Aim: Each line of the listing that contains the word "xlabel" is to be copied.

============================================================

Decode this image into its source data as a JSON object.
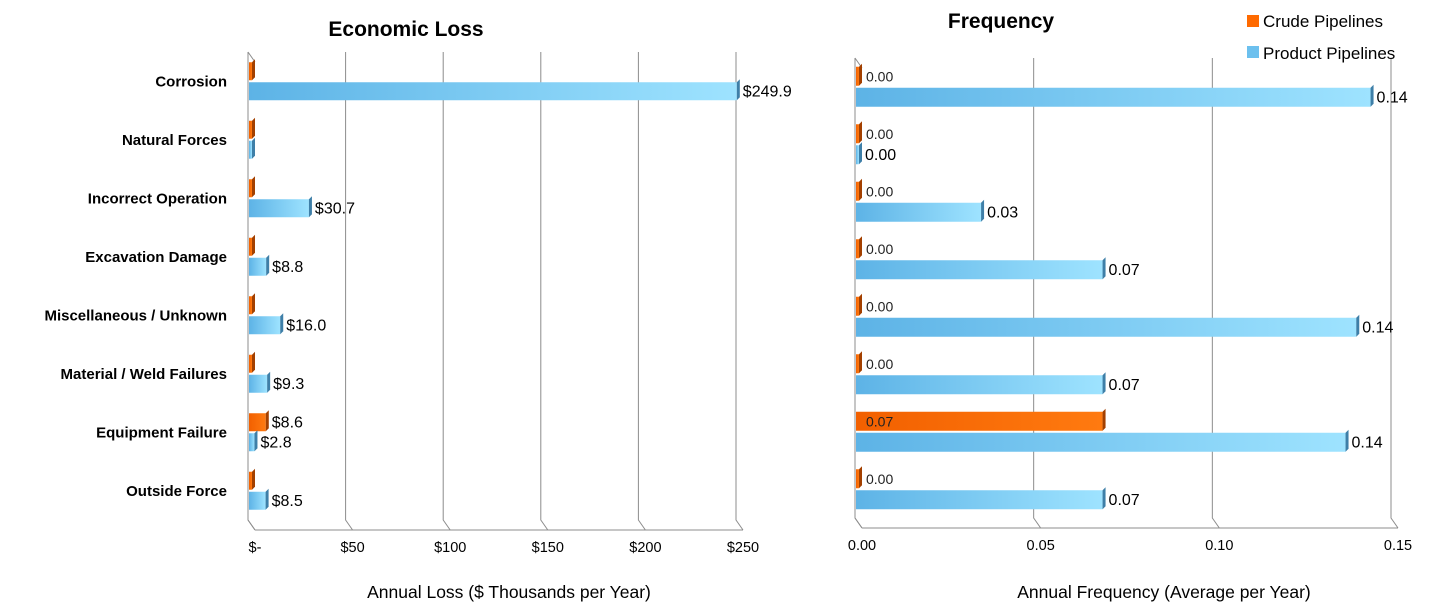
{
  "legend": [
    {
      "name": "Crude Pipelines",
      "color": "#FF6A00"
    },
    {
      "name": "Product Pipelines",
      "color": "#6CC0EE"
    }
  ],
  "chart_data": [
    {
      "type": "bar",
      "orientation": "horizontal",
      "title": "Economic Loss",
      "xlabel": "Annual Loss ($ Thousands per Year)",
      "ylabel": "",
      "categories": [
        "Corrosion",
        "Natural Forces",
        "Incorrect Operation",
        "Excavation Damage",
        "Miscellaneous / Unknown",
        "Material / Weld Failures",
        "Equipment Failure",
        "Outside Force"
      ],
      "xlim": [
        0,
        250
      ],
      "ticks": [
        0,
        50,
        100,
        150,
        200,
        250
      ],
      "tick_labels": [
        "$-",
        "$50",
        "$100",
        "$150",
        "$200",
        "$250"
      ],
      "grid": true,
      "series": [
        {
          "name": "Crude Pipelines",
          "values": [
            0,
            0,
            0,
            0,
            0,
            0,
            8.6,
            0
          ],
          "labels": [
            "",
            "",
            "",
            "",
            "",
            "",
            "$8.6",
            ""
          ]
        },
        {
          "name": "Product Pipelines",
          "values": [
            249.9,
            0,
            30.7,
            8.8,
            16.0,
            9.3,
            2.8,
            8.5
          ],
          "labels": [
            "$249.9",
            "",
            "$30.7",
            "$8.8",
            "$16.0",
            "$9.3",
            "$2.8",
            "$8.5"
          ]
        }
      ]
    },
    {
      "type": "bar",
      "orientation": "horizontal",
      "title": "Frequency",
      "xlabel": "Annual Frequency (Average per Year)",
      "ylabel": "",
      "categories": [
        "Corrosion",
        "Natural Forces",
        "Incorrect Operation",
        "Excavation Damage",
        "Miscellaneous / Unknown",
        "Material / Weld Failures",
        "Equipment Failure",
        "Outside Force"
      ],
      "xlim": [
        0,
        0.15
      ],
      "ticks": [
        0,
        0.05,
        0.1,
        0.15
      ],
      "tick_labels": [
        "0.00",
        "0.05",
        "0.10",
        "0.15"
      ],
      "grid": true,
      "legend_position": "top-right",
      "series": [
        {
          "name": "Crude Pipelines",
          "values": [
            0,
            0,
            0,
            0,
            0,
            0,
            0.069,
            0
          ],
          "labels": [
            "0.00",
            "0.00",
            "0.00",
            "0.00",
            "0.00",
            "0.00",
            "0.07",
            "0.00"
          ]
        },
        {
          "name": "Product Pipelines",
          "values": [
            0.144,
            0,
            0.035,
            0.069,
            0.14,
            0.069,
            0.137,
            0.069
          ],
          "labels": [
            "0.14",
            "0.00",
            "0.03",
            "0.07",
            "0.14",
            "0.07",
            "0.14",
            "0.07"
          ]
        }
      ]
    }
  ]
}
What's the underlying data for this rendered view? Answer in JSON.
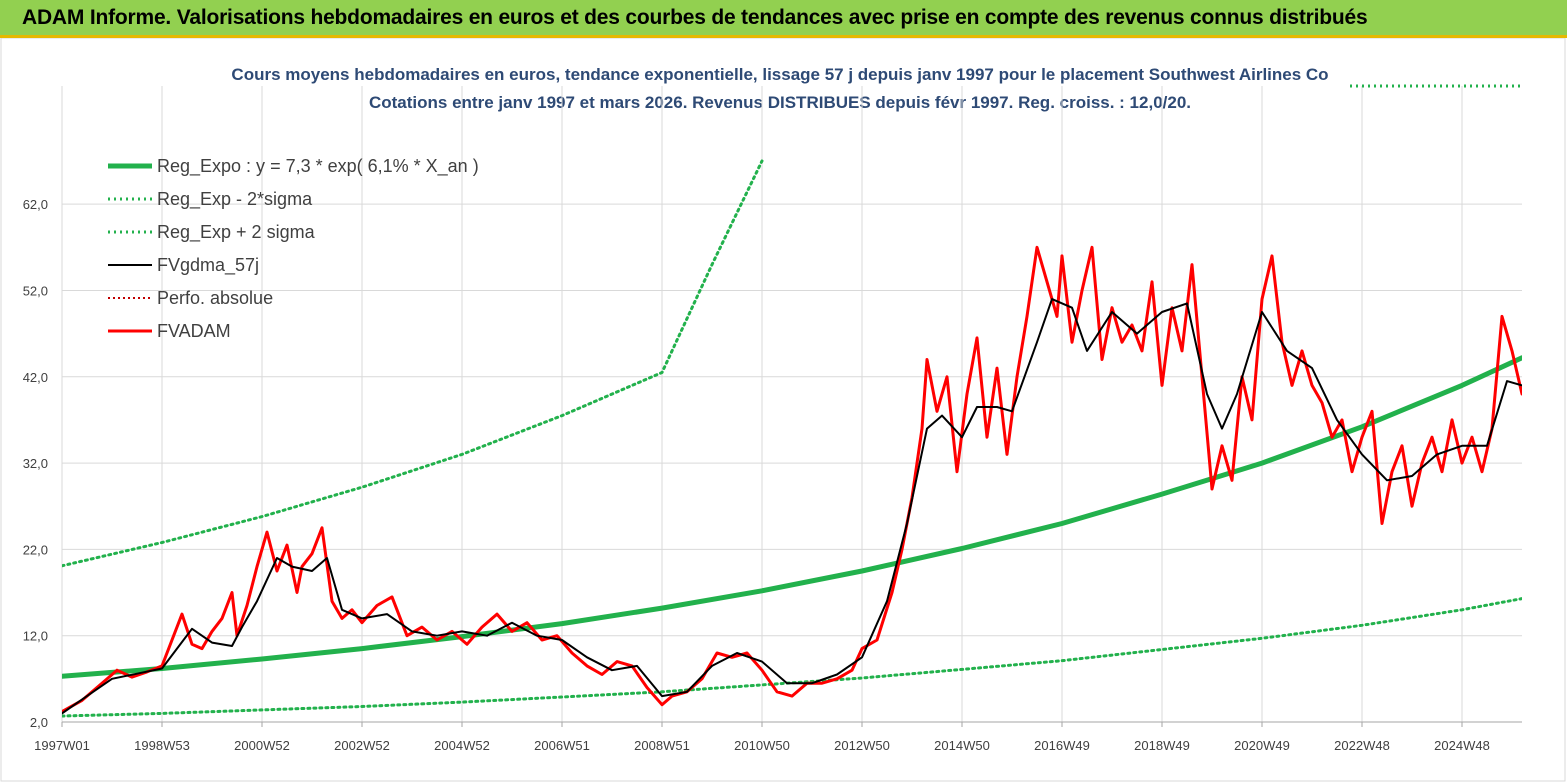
{
  "banner": {
    "title": "ADAM Informe. Valorisations hebdomadaires en euros et des courbes de tendances avec prise en compte des revenus connus distribués"
  },
  "colors": {
    "banner_bg": "#92d050",
    "banner_border": "#e6b800",
    "reg_expo": "#22b14c",
    "reg_bands": "#22b14c",
    "smooth": "#000000",
    "perfo": "#c00000",
    "adam": "#ff0000",
    "title_text": "#2e4a75"
  },
  "chart_data": {
    "type": "line",
    "title": "Cours moyens hebdomadaires en euros, tendance exponentielle, lissage 57 j depuis janv 1997 pour le placement Southwest Airlines Co",
    "subtitle": "Cotations entre janv 1997 et mars 2026. Revenus DISTRIBUES depuis févr 1997. Reg. croiss. : 12,0/20.",
    "xlabel": "",
    "ylabel": "",
    "ylim": [
      2.0,
      67.0
    ],
    "xlim": [
      1997.0,
      2026.2
    ],
    "grid": true,
    "legend_position": "top-left",
    "x_ticks": [
      {
        "x": 1997.0,
        "label": "1997W01"
      },
      {
        "x": 1999.0,
        "label": "1998W53"
      },
      {
        "x": 2001.0,
        "label": "2000W52"
      },
      {
        "x": 2003.0,
        "label": "2002W52"
      },
      {
        "x": 2005.0,
        "label": "2004W52"
      },
      {
        "x": 2007.0,
        "label": "2006W51"
      },
      {
        "x": 2009.0,
        "label": "2008W51"
      },
      {
        "x": 2011.0,
        "label": "2010W50"
      },
      {
        "x": 2013.0,
        "label": "2012W50"
      },
      {
        "x": 2015.0,
        "label": "2014W50"
      },
      {
        "x": 2017.0,
        "label": "2016W49"
      },
      {
        "x": 2019.0,
        "label": "2018W49"
      },
      {
        "x": 2021.0,
        "label": "2020W49"
      },
      {
        "x": 2023.0,
        "label": "2022W48"
      },
      {
        "x": 2025.0,
        "label": "2024W48"
      }
    ],
    "y_ticks": [
      {
        "y": 2,
        "label": "2,0"
      },
      {
        "y": 12,
        "label": "12,0"
      },
      {
        "y": 22,
        "label": "22,0"
      },
      {
        "y": 32,
        "label": "32,0"
      },
      {
        "y": 42,
        "label": "42,0"
      },
      {
        "y": 52,
        "label": "52,0"
      },
      {
        "y": 62,
        "label": "62,0"
      }
    ],
    "series": [
      {
        "name": "Reg_Expo : y = 7,3 * exp( 6,1% *  X_an )",
        "style": "solid-thick",
        "x": [
          1997.0,
          1999.0,
          2001.0,
          2003.0,
          2005.0,
          2007.0,
          2009.0,
          2011.0,
          2013.0,
          2015.0,
          2017.0,
          2019.0,
          2021.0,
          2023.0,
          2025.0,
          2026.2
        ],
        "values": [
          7.3,
          8.2,
          9.3,
          10.5,
          11.9,
          13.4,
          15.2,
          17.2,
          19.5,
          22.1,
          25.0,
          28.4,
          32.0,
          36.2,
          41.0,
          44.2
        ]
      },
      {
        "name": "Reg_Exp - 2*sigma",
        "style": "dotted",
        "x": [
          1997.0,
          1999.0,
          2001.0,
          2003.0,
          2005.0,
          2007.0,
          2009.0,
          2011.0,
          2013.0,
          2015.0,
          2017.0,
          2019.0,
          2021.0,
          2023.0,
          2025.0,
          2026.2
        ],
        "values": [
          2.7,
          3.0,
          3.4,
          3.8,
          4.3,
          4.9,
          5.5,
          6.3,
          7.1,
          8.1,
          9.1,
          10.4,
          11.7,
          13.2,
          15.0,
          16.3
        ]
      },
      {
        "name": "Reg_Exp + 2 sigma",
        "style": "dotted",
        "x": [
          1997.0,
          1999.0,
          2001.0,
          2003.0,
          2005.0,
          2007.0,
          2009.0,
          2010.0,
          2011.0
        ],
        "values": [
          20.1,
          22.8,
          25.8,
          29.2,
          33.0,
          37.5,
          42.5,
          55.0,
          67.0
        ]
      },
      {
        "name": "FVgdma_57j",
        "style": "solid-thin",
        "x": [
          1997.0,
          1997.5,
          1998.0,
          1998.5,
          1999.0,
          1999.3,
          1999.6,
          2000.0,
          2000.4,
          2000.6,
          2000.9,
          2001.3,
          2001.6,
          2002.0,
          2002.3,
          2002.6,
          2003.0,
          2003.5,
          2004.0,
          2004.5,
          2005.0,
          2005.5,
          2006.0,
          2006.5,
          2007.0,
          2007.5,
          2008.0,
          2008.5,
          2009.0,
          2009.5,
          2010.0,
          2010.5,
          2011.0,
          2011.5,
          2012.0,
          2012.5,
          2013.0,
          2013.5,
          2013.9,
          2014.3,
          2014.6,
          2015.0,
          2015.3,
          2015.7,
          2016.0,
          2016.5,
          2016.8,
          2017.2,
          2017.5,
          2018.0,
          2018.5,
          2019.0,
          2019.5,
          2019.9,
          2020.2,
          2020.5,
          2021.0,
          2021.5,
          2022.0,
          2022.5,
          2023.0,
          2023.5,
          2024.0,
          2024.5,
          2025.0,
          2025.5,
          2025.9,
          2026.2
        ],
        "values": [
          3.0,
          5.0,
          7.0,
          7.6,
          8.2,
          10.5,
          12.8,
          11.2,
          10.8,
          13.0,
          16.0,
          21.0,
          20.0,
          19.5,
          21.0,
          15.0,
          14.0,
          14.5,
          12.5,
          12.0,
          12.5,
          12.0,
          13.5,
          12.0,
          11.5,
          9.5,
          8.0,
          8.5,
          5.0,
          5.5,
          8.5,
          10.0,
          9.0,
          6.5,
          6.5,
          7.5,
          9.5,
          16.0,
          25.0,
          36.0,
          37.5,
          35.0,
          38.5,
          38.5,
          38.0,
          46.0,
          51.0,
          50.0,
          45.0,
          49.5,
          47.0,
          49.5,
          50.5,
          40.0,
          36.0,
          40.0,
          49.5,
          45.0,
          43.0,
          37.0,
          33.0,
          30.0,
          30.5,
          33.0,
          34.0,
          34.0,
          41.5,
          41.0
        ]
      },
      {
        "name": "Perfo. absolue",
        "style": "dotted-red",
        "x": [],
        "values": []
      },
      {
        "name": "FVADAM",
        "style": "solid-red",
        "x": [
          1997.0,
          1997.4,
          1997.8,
          1998.1,
          1998.4,
          1998.7,
          1999.0,
          1999.2,
          1999.4,
          1999.6,
          1999.8,
          2000.0,
          2000.2,
          2000.4,
          2000.5,
          2000.7,
          2000.9,
          2001.1,
          2001.3,
          2001.5,
          2001.7,
          2001.8,
          2002.0,
          2002.2,
          2002.4,
          2002.6,
          2002.8,
          2003.0,
          2003.3,
          2003.6,
          2003.9,
          2004.2,
          2004.5,
          2004.8,
          2005.1,
          2005.4,
          2005.7,
          2006.0,
          2006.3,
          2006.6,
          2006.9,
          2007.2,
          2007.5,
          2007.8,
          2008.1,
          2008.4,
          2008.7,
          2009.0,
          2009.2,
          2009.5,
          2009.8,
          2010.1,
          2010.4,
          2010.7,
          2011.0,
          2011.3,
          2011.6,
          2011.9,
          2012.2,
          2012.5,
          2012.8,
          2013.0,
          2013.3,
          2013.6,
          2013.8,
          2014.0,
          2014.2,
          2014.3,
          2014.5,
          2014.7,
          2014.9,
          2015.1,
          2015.3,
          2015.5,
          2015.7,
          2015.9,
          2016.1,
          2016.3,
          2016.5,
          2016.7,
          2016.9,
          2017.0,
          2017.2,
          2017.4,
          2017.6,
          2017.8,
          2018.0,
          2018.2,
          2018.4,
          2018.6,
          2018.8,
          2019.0,
          2019.2,
          2019.4,
          2019.6,
          2019.8,
          2020.0,
          2020.2,
          2020.4,
          2020.6,
          2020.8,
          2021.0,
          2021.2,
          2021.4,
          2021.6,
          2021.8,
          2022.0,
          2022.2,
          2022.4,
          2022.6,
          2022.8,
          2023.0,
          2023.2,
          2023.4,
          2023.6,
          2023.8,
          2024.0,
          2024.2,
          2024.4,
          2024.6,
          2024.8,
          2025.0,
          2025.2,
          2025.4,
          2025.6,
          2025.8,
          2026.0,
          2026.2
        ],
        "values": [
          3.2,
          4.5,
          6.5,
          8.0,
          7.2,
          7.8,
          8.5,
          11.5,
          14.5,
          11.0,
          10.5,
          12.5,
          14.0,
          17.0,
          12.0,
          15.5,
          20.0,
          24.0,
          19.5,
          22.5,
          17.0,
          20.0,
          21.5,
          24.5,
          16.0,
          14.0,
          15.0,
          13.5,
          15.5,
          16.5,
          12.0,
          13.0,
          11.5,
          12.5,
          11.0,
          13.0,
          14.5,
          12.5,
          13.5,
          11.5,
          12.0,
          10.0,
          8.5,
          7.5,
          9.0,
          8.5,
          6.0,
          4.0,
          5.0,
          5.5,
          7.0,
          10.0,
          9.5,
          10.0,
          8.0,
          5.5,
          5.0,
          6.5,
          6.5,
          7.0,
          8.0,
          10.5,
          11.5,
          17.0,
          22.0,
          28.0,
          36.0,
          44.0,
          38.0,
          42.0,
          31.0,
          40.0,
          46.5,
          35.0,
          43.0,
          33.0,
          42.0,
          49.0,
          57.0,
          53.0,
          49.0,
          56.0,
          46.0,
          52.0,
          57.0,
          44.0,
          50.0,
          46.0,
          48.0,
          45.0,
          53.0,
          41.0,
          50.0,
          45.0,
          55.0,
          42.0,
          29.0,
          34.0,
          30.0,
          42.0,
          37.0,
          51.0,
          56.0,
          46.0,
          41.0,
          45.0,
          41.0,
          39.0,
          35.0,
          37.0,
          31.0,
          35.0,
          38.0,
          25.0,
          31.0,
          34.0,
          27.0,
          32.0,
          35.0,
          31.0,
          37.0,
          32.0,
          35.0,
          31.0,
          36.0,
          49.0,
          45.0,
          40.0
        ]
      }
    ]
  }
}
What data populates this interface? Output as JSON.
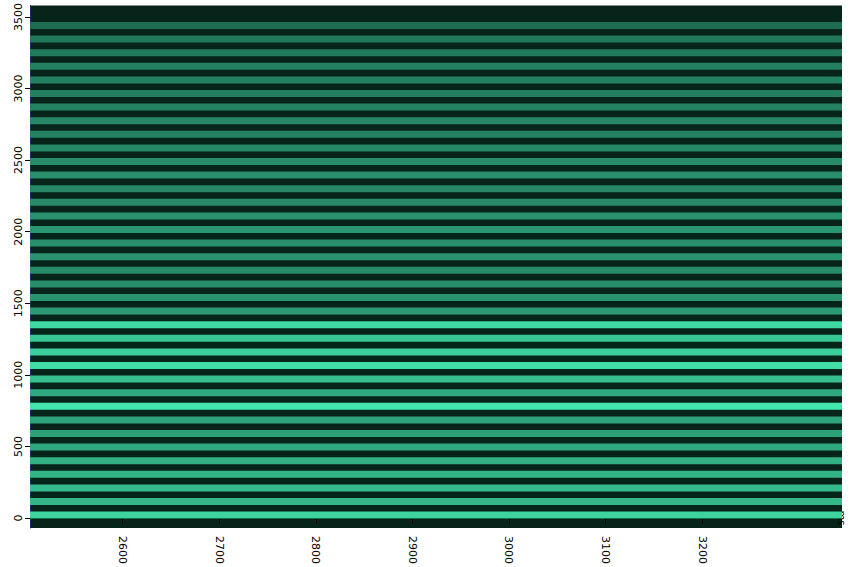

============================================================

Answer below:
      "xlabel": "Annual Loss ($ Thousands per Year)",
      "xlabel": "Annual Frequency (Average per Year)",
    "xlabel": "",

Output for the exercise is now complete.